AIM: Omit all images. Transcribe the rest of the material below exactly.
##### INPUT MATERIAL #####
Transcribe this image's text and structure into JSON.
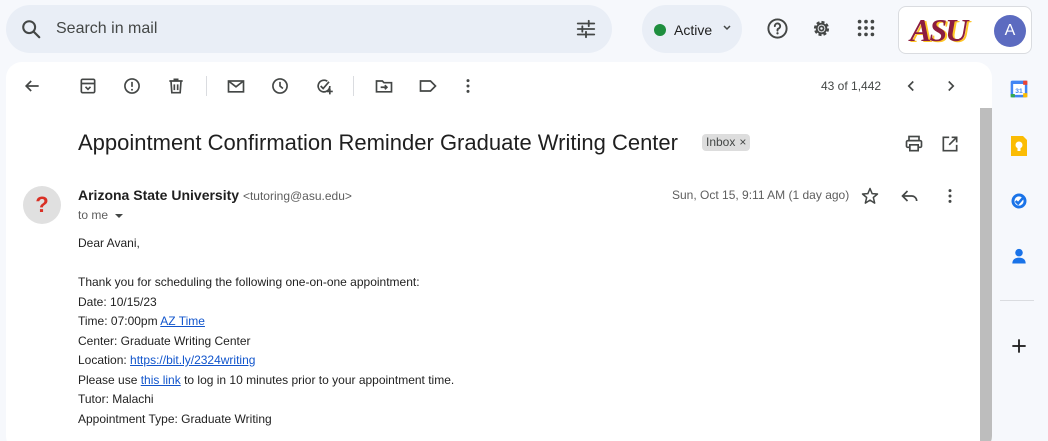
{
  "search": {
    "placeholder": "Search in mail",
    "icon": "search-icon",
    "filter_icon": "tune-icon"
  },
  "status": {
    "label": "Active",
    "color": "#1e8e3e"
  },
  "header_icons": [
    "help-icon",
    "settings-icon",
    "apps-icon"
  ],
  "account": {
    "logo_text": "ASU",
    "avatar_initial": "A",
    "brand_color": "#8c1d40",
    "avatar_color": "#5c6bc0"
  },
  "toolbar": {
    "icons": [
      "back-icon",
      "archive-icon",
      "report-spam-icon",
      "delete-icon",
      "mark-unread-icon",
      "snooze-icon",
      "add-task-icon",
      "move-to-icon",
      "label-icon",
      "more-icon"
    ],
    "pager": "43 of 1,442"
  },
  "email": {
    "subject": "Appointment Confirmation Reminder Graduate Writing Center",
    "label": "Inbox",
    "label_close": "×",
    "sender_avatar": "?",
    "sender_name": "Arizona State University",
    "sender_email": "<tutoring@asu.edu>",
    "to": "to me",
    "date": "Sun, Oct 15, 9:11 AM (1 day ago)",
    "body": {
      "greeting": "Dear Avani,",
      "intro": "Thank you for scheduling the following one-on-one appointment:",
      "date_line": "Date: 10/15/23",
      "time_prefix": "Time: 07:00pm ",
      "time_link": "AZ Time",
      "center": "Center: Graduate Writing Center",
      "location_prefix": "Location: ",
      "location_link": "https://bit.ly/2324writing",
      "login_prefix": "Please use ",
      "login_link": "this link",
      "login_suffix": " to log in 10 minutes prior to your appointment time.",
      "tutor": "Tutor: Malachi",
      "type": "Appointment Type: Graduate Writing"
    }
  },
  "side_panel": [
    "calendar-icon",
    "keep-icon",
    "tasks-icon",
    "contacts-icon",
    "add-icon"
  ]
}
#####
RESULT:
Transcribe this image's text and structure into JSON.
{
  "search": {
    "placeholder": "Search in mail",
    "icon": "search-icon",
    "filter_icon": "tune-icon"
  },
  "status": {
    "label": "Active",
    "color": "#1e8e3e"
  },
  "header_icons": [
    "help-icon",
    "settings-icon",
    "apps-icon"
  ],
  "account": {
    "logo_text": "ASU",
    "avatar_initial": "A",
    "brand_color": "#8c1d40",
    "avatar_color": "#5c6bc0"
  },
  "toolbar": {
    "icons": [
      "back-icon",
      "archive-icon",
      "report-spam-icon",
      "delete-icon",
      "mark-unread-icon",
      "snooze-icon",
      "add-task-icon",
      "move-to-icon",
      "label-icon",
      "more-icon"
    ],
    "pager": "43 of 1,442"
  },
  "email": {
    "subject": "Appointment Confirmation Reminder Graduate Writing Center",
    "label": "Inbox",
    "label_close": "×",
    "sender_avatar": "?",
    "sender_name": "Arizona State University",
    "sender_email": "<tutoring@asu.edu>",
    "to": "to me",
    "date": "Sun, Oct 15, 9:11 AM (1 day ago)",
    "body": {
      "greeting": "Dear Avani,",
      "intro": "Thank you for scheduling the following one-on-one appointment:",
      "date_line": "Date: 10/15/23",
      "time_prefix": "Time: 07:00pm ",
      "time_link": "AZ Time",
      "center": "Center: Graduate Writing Center",
      "location_prefix": "Location: ",
      "location_link": "https://bit.ly/2324writing",
      "login_prefix": "Please use ",
      "login_link": "this link",
      "login_suffix": " to log in 10 minutes prior to your appointment time.",
      "tutor": "Tutor: Malachi",
      "type": "Appointment Type: Graduate Writing"
    }
  },
  "side_panel": [
    "calendar-icon",
    "keep-icon",
    "tasks-icon",
    "contacts-icon",
    "add-icon"
  ]
}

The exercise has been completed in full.